WHAT IS BEING ASKED –
Repeat, line for line, the entries printed below.

[Extracts from a graphics dataset]

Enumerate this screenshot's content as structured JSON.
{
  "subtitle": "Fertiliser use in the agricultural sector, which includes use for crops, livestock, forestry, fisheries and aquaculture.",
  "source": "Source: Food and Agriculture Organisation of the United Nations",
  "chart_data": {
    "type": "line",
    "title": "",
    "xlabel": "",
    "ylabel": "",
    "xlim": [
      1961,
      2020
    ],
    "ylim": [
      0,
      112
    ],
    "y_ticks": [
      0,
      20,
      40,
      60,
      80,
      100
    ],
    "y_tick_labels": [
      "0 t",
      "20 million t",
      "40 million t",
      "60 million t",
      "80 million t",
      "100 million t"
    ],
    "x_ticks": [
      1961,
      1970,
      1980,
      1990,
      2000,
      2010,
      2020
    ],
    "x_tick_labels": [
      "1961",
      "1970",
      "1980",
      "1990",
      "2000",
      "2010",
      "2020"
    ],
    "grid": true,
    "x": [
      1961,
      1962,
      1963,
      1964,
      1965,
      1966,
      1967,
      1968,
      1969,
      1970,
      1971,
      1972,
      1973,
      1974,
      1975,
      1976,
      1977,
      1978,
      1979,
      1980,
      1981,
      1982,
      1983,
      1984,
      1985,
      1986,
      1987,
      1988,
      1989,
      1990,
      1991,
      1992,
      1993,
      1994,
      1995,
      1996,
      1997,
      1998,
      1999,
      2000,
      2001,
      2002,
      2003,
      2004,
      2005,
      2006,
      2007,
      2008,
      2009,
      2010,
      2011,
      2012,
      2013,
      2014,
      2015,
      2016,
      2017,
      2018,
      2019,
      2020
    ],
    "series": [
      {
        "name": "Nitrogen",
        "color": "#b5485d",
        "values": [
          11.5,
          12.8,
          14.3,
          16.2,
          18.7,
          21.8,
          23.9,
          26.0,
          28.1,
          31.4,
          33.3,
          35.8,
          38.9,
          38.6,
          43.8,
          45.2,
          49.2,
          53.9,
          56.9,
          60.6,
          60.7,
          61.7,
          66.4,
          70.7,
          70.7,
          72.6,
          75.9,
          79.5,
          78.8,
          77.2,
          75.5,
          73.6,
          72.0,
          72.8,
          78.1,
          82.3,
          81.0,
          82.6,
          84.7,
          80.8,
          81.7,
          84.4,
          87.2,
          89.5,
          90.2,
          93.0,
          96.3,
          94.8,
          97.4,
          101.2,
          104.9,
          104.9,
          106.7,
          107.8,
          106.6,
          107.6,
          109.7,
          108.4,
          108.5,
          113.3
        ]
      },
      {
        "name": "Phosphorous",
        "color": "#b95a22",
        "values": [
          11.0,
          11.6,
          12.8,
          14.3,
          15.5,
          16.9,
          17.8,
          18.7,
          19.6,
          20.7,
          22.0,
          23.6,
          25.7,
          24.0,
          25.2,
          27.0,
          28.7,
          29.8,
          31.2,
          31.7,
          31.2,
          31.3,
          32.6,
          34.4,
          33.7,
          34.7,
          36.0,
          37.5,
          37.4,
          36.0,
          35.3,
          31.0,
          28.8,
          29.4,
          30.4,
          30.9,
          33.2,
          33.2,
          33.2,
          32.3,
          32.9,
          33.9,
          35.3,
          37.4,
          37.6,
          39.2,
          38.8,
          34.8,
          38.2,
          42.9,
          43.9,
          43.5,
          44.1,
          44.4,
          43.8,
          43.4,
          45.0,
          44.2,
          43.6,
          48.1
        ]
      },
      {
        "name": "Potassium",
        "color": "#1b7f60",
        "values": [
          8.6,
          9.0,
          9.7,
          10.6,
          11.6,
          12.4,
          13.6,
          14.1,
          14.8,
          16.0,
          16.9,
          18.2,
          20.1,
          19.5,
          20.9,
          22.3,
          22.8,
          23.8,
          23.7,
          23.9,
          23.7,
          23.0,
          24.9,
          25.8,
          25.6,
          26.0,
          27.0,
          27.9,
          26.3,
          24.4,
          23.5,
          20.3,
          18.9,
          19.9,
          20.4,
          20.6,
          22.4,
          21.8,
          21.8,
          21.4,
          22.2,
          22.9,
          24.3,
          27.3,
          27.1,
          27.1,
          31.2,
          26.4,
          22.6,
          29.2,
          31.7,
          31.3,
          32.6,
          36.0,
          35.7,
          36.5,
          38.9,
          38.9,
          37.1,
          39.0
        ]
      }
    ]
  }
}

ANSWER TO THE TASK –
Enumerate this screenshot's content as structured JSON.
{
  "subtitle": "Fertiliser use in the agricultural sector, which includes use for crops, livestock, forestry, fisheries and aquaculture.",
  "source": "Source: Food and Agriculture Organisation of the United Nations",
  "chart_data": {
    "type": "line",
    "title": "",
    "xlabel": "",
    "ylabel": "",
    "xlim": [
      1961,
      2020
    ],
    "ylim": [
      0,
      112
    ],
    "y_ticks": [
      0,
      20,
      40,
      60,
      80,
      100
    ],
    "y_tick_labels": [
      "0 t",
      "20 million t",
      "40 million t",
      "60 million t",
      "80 million t",
      "100 million t"
    ],
    "x_ticks": [
      1961,
      1970,
      1980,
      1990,
      2000,
      2010,
      2020
    ],
    "x_tick_labels": [
      "1961",
      "1970",
      "1980",
      "1990",
      "2000",
      "2010",
      "2020"
    ],
    "grid": true,
    "x": [
      1961,
      1962,
      1963,
      1964,
      1965,
      1966,
      1967,
      1968,
      1969,
      1970,
      1971,
      1972,
      1973,
      1974,
      1975,
      1976,
      1977,
      1978,
      1979,
      1980,
      1981,
      1982,
      1983,
      1984,
      1985,
      1986,
      1987,
      1988,
      1989,
      1990,
      1991,
      1992,
      1993,
      1994,
      1995,
      1996,
      1997,
      1998,
      1999,
      2000,
      2001,
      2002,
      2003,
      2004,
      2005,
      2006,
      2007,
      2008,
      2009,
      2010,
      2011,
      2012,
      2013,
      2014,
      2015,
      2016,
      2017,
      2018,
      2019,
      2020
    ],
    "series": [
      {
        "name": "Nitrogen",
        "color": "#b5485d",
        "values": [
          11.5,
          12.8,
          14.3,
          16.2,
          18.7,
          21.8,
          23.9,
          26.0,
          28.1,
          31.4,
          33.3,
          35.8,
          38.9,
          38.6,
          43.8,
          45.2,
          49.2,
          53.9,
          56.9,
          60.6,
          60.7,
          61.7,
          66.4,
          70.7,
          70.7,
          72.6,
          75.9,
          79.5,
          78.8,
          77.2,
          75.5,
          73.6,
          72.0,
          72.8,
          78.1,
          82.3,
          81.0,
          82.6,
          84.7,
          80.8,
          81.7,
          84.4,
          87.2,
          89.5,
          90.2,
          93.0,
          96.3,
          94.8,
          97.4,
          101.2,
          104.9,
          104.9,
          106.7,
          107.8,
          106.6,
          107.6,
          109.7,
          108.4,
          108.5,
          113.3
        ]
      },
      {
        "name": "Phosphorous",
        "color": "#b95a22",
        "values": [
          11.0,
          11.6,
          12.8,
          14.3,
          15.5,
          16.9,
          17.8,
          18.7,
          19.6,
          20.7,
          22.0,
          23.6,
          25.7,
          24.0,
          25.2,
          27.0,
          28.7,
          29.8,
          31.2,
          31.7,
          31.2,
          31.3,
          32.6,
          34.4,
          33.7,
          34.7,
          36.0,
          37.5,
          37.4,
          36.0,
          35.3,
          31.0,
          28.8,
          29.4,
          30.4,
          30.9,
          33.2,
          33.2,
          33.2,
          32.3,
          32.9,
          33.9,
          35.3,
          37.4,
          37.6,
          39.2,
          38.8,
          34.8,
          38.2,
          42.9,
          43.9,
          43.5,
          44.1,
          44.4,
          43.8,
          43.4,
          45.0,
          44.2,
          43.6,
          48.1
        ]
      },
      {
        "name": "Potassium",
        "color": "#1b7f60",
        "values": [
          8.6,
          9.0,
          9.7,
          10.6,
          11.6,
          12.4,
          13.6,
          14.1,
          14.8,
          16.0,
          16.9,
          18.2,
          20.1,
          19.5,
          20.9,
          22.3,
          22.8,
          23.8,
          23.7,
          23.9,
          23.7,
          23.0,
          24.9,
          25.8,
          25.6,
          26.0,
          27.0,
          27.9,
          26.3,
          24.4,
          23.5,
          20.3,
          18.9,
          19.9,
          20.4,
          20.6,
          22.4,
          21.8,
          21.8,
          21.4,
          22.2,
          22.9,
          24.3,
          27.3,
          27.1,
          27.1,
          31.2,
          26.4,
          22.6,
          29.2,
          31.7,
          31.3,
          32.6,
          36.0,
          35.7,
          36.5,
          38.9,
          38.9,
          37.1,
          39.0
        ]
      }
    ]
  }
}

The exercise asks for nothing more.